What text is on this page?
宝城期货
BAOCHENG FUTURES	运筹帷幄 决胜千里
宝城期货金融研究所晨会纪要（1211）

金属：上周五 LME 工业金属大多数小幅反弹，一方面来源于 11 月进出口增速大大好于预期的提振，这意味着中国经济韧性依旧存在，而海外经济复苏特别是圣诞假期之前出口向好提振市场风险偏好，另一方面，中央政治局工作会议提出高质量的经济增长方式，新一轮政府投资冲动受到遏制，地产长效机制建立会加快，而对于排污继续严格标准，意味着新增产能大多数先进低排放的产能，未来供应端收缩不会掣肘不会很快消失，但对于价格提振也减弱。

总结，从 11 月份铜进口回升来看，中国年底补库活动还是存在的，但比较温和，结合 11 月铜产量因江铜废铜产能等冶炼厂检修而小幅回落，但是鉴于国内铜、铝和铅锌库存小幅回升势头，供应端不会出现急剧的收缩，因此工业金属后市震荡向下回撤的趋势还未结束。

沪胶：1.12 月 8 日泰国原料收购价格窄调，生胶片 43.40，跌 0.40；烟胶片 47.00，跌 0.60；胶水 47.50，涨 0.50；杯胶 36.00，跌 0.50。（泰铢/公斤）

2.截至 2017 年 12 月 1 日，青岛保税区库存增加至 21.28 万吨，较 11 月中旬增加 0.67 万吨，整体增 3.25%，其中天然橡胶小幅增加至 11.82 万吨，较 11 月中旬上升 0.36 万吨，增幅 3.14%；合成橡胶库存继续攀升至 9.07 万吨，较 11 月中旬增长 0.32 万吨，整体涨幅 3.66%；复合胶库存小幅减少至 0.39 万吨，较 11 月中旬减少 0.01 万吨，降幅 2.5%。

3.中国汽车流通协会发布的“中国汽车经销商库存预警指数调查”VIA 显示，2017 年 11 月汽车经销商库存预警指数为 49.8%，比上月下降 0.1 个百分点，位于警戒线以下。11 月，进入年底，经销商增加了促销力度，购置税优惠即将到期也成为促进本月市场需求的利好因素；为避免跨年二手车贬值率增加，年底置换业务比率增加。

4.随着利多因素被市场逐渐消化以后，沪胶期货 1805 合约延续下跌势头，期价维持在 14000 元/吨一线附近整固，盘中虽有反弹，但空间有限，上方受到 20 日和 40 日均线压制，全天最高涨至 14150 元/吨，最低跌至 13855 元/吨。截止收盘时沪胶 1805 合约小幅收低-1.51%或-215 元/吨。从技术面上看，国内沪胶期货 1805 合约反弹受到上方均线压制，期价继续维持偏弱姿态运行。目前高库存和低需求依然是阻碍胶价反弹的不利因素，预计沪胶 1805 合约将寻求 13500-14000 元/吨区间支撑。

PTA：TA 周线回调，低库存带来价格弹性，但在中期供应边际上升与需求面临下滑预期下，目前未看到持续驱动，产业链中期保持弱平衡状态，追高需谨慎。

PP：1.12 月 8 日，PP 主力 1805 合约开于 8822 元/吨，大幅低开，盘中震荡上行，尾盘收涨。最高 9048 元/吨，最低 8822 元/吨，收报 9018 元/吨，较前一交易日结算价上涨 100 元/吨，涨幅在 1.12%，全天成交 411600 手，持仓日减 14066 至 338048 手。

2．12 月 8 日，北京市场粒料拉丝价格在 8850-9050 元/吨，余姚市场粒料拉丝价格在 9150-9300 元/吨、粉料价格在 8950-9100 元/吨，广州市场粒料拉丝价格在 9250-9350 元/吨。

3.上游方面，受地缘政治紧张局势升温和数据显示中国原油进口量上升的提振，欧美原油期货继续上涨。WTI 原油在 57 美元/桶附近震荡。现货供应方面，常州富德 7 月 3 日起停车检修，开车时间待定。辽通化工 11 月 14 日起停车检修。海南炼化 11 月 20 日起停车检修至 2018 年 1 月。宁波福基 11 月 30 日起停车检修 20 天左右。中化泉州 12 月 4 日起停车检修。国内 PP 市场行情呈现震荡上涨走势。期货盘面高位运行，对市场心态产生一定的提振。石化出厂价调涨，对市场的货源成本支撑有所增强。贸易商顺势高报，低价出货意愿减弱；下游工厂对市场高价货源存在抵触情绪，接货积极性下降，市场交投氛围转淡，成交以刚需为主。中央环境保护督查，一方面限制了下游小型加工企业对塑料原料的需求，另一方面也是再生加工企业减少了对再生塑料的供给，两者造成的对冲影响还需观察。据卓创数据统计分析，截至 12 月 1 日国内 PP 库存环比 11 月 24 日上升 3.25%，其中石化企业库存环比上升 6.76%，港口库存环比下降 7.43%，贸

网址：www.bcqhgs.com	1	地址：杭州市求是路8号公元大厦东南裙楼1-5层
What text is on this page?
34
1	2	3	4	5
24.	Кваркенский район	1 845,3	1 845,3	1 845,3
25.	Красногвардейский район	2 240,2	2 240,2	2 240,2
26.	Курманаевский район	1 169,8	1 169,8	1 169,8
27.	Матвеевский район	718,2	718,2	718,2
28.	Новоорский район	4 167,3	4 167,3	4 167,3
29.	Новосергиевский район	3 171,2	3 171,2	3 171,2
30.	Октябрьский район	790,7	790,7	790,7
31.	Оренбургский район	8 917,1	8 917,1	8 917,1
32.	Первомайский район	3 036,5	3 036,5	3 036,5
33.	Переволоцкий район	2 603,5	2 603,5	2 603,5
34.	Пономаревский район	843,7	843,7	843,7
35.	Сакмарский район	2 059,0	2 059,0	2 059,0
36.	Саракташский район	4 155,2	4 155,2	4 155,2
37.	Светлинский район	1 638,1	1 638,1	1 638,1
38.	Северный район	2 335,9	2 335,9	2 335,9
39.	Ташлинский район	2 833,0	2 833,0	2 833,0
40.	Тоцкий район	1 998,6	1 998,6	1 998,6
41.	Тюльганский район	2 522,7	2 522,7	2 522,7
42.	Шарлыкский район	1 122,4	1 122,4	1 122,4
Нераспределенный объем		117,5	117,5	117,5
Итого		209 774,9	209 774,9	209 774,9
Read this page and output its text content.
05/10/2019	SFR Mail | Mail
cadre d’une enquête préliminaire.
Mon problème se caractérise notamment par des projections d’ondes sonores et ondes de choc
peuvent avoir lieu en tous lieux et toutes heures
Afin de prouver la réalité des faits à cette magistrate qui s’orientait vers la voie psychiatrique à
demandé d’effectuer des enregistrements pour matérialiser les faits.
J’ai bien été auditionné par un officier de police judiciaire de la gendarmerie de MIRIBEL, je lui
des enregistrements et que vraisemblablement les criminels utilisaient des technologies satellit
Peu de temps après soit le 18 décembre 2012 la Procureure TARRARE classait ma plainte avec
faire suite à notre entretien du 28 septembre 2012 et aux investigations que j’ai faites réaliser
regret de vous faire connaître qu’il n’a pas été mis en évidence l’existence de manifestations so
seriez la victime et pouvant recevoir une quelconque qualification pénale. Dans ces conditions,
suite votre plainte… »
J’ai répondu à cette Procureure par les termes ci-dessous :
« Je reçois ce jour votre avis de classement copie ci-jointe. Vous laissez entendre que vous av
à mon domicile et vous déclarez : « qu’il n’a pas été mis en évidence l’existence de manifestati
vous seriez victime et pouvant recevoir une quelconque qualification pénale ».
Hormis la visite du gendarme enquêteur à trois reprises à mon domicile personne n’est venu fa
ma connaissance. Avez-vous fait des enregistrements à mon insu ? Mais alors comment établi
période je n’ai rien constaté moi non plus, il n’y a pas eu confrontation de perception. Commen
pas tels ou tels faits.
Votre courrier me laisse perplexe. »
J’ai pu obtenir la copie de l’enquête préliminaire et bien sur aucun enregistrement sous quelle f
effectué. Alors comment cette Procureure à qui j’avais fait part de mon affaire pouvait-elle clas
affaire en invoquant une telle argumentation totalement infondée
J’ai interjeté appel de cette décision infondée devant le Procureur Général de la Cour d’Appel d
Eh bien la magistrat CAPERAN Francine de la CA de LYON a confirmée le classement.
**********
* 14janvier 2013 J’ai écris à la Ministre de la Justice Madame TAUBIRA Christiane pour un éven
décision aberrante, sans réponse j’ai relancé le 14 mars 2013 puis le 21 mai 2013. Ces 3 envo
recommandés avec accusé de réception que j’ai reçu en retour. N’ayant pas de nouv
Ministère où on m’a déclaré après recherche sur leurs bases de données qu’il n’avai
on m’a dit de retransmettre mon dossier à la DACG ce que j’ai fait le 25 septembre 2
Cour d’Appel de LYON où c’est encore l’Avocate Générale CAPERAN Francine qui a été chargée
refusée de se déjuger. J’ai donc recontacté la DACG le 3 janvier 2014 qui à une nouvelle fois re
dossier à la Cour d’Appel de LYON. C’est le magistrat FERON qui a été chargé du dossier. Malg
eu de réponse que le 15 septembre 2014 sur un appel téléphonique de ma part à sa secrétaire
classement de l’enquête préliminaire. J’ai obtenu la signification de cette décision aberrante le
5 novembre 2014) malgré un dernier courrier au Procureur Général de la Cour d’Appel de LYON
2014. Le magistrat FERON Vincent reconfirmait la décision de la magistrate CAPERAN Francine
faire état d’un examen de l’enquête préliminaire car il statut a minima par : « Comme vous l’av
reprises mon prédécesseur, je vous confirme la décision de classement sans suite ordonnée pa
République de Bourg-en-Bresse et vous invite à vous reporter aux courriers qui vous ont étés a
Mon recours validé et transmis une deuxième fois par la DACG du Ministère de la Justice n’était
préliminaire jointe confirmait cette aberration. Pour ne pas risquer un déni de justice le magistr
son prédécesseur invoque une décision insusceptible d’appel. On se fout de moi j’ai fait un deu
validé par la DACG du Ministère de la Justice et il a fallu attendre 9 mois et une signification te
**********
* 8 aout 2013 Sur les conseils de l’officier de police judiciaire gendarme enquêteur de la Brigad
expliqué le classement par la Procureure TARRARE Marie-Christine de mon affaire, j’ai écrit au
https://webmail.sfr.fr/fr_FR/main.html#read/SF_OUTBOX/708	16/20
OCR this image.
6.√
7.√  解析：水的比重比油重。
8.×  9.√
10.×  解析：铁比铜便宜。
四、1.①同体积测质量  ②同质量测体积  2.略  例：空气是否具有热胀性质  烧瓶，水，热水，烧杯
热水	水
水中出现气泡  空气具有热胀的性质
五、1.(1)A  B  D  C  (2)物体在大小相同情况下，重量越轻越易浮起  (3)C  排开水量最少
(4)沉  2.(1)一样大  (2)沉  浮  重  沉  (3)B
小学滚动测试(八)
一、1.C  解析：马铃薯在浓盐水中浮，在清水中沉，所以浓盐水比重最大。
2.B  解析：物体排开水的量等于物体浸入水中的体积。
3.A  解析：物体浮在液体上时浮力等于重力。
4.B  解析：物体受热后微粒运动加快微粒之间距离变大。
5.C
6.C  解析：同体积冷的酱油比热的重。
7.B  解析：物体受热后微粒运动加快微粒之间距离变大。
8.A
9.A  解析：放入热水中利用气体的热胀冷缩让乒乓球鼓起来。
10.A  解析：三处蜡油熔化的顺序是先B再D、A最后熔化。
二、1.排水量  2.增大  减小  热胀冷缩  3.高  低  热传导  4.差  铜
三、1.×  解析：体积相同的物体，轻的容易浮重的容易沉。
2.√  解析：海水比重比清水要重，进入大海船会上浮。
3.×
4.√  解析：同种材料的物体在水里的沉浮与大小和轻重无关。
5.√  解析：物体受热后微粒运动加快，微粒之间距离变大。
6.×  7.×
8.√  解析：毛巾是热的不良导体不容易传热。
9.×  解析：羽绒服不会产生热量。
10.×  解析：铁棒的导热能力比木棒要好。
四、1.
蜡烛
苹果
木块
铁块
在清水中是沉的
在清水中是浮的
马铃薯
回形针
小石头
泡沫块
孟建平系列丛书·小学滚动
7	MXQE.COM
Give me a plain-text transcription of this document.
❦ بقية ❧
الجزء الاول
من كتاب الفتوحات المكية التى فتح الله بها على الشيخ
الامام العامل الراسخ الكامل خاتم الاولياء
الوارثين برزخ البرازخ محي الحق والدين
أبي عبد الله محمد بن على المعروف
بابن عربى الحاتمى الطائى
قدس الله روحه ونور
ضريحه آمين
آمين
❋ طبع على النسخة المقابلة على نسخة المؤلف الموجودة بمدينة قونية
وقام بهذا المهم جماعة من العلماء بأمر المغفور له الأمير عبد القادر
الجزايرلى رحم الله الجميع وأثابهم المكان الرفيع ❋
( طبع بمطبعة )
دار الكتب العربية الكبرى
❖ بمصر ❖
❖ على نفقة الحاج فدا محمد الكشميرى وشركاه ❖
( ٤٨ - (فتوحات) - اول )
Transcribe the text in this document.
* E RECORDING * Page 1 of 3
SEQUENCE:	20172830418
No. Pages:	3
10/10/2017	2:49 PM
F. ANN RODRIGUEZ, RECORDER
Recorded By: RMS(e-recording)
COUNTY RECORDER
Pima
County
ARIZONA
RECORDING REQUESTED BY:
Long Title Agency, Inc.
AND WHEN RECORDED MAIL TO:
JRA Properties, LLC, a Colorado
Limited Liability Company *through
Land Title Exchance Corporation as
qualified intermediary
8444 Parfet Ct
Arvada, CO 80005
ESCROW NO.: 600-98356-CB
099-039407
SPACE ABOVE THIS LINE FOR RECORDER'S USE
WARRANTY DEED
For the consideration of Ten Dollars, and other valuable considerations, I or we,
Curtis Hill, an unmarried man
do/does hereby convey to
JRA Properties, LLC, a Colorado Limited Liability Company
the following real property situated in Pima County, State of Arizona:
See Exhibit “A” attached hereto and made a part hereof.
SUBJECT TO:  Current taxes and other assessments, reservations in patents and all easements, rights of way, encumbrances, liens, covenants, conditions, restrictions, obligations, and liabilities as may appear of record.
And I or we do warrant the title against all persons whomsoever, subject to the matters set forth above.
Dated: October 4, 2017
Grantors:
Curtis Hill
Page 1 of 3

* * * * *

◆ GIVEN EXERCISE
Identify the lines above with the word "magistrate". Copy them.

◆ EXERCISE OUTPUT
Afin de prouver la réalité des faits à cette magistrate qui s’orientait vers la voie psychiatrique à
2014. Le magistrat FERON Vincent reconfirmait la décision de la magistrate CAPERAN Francine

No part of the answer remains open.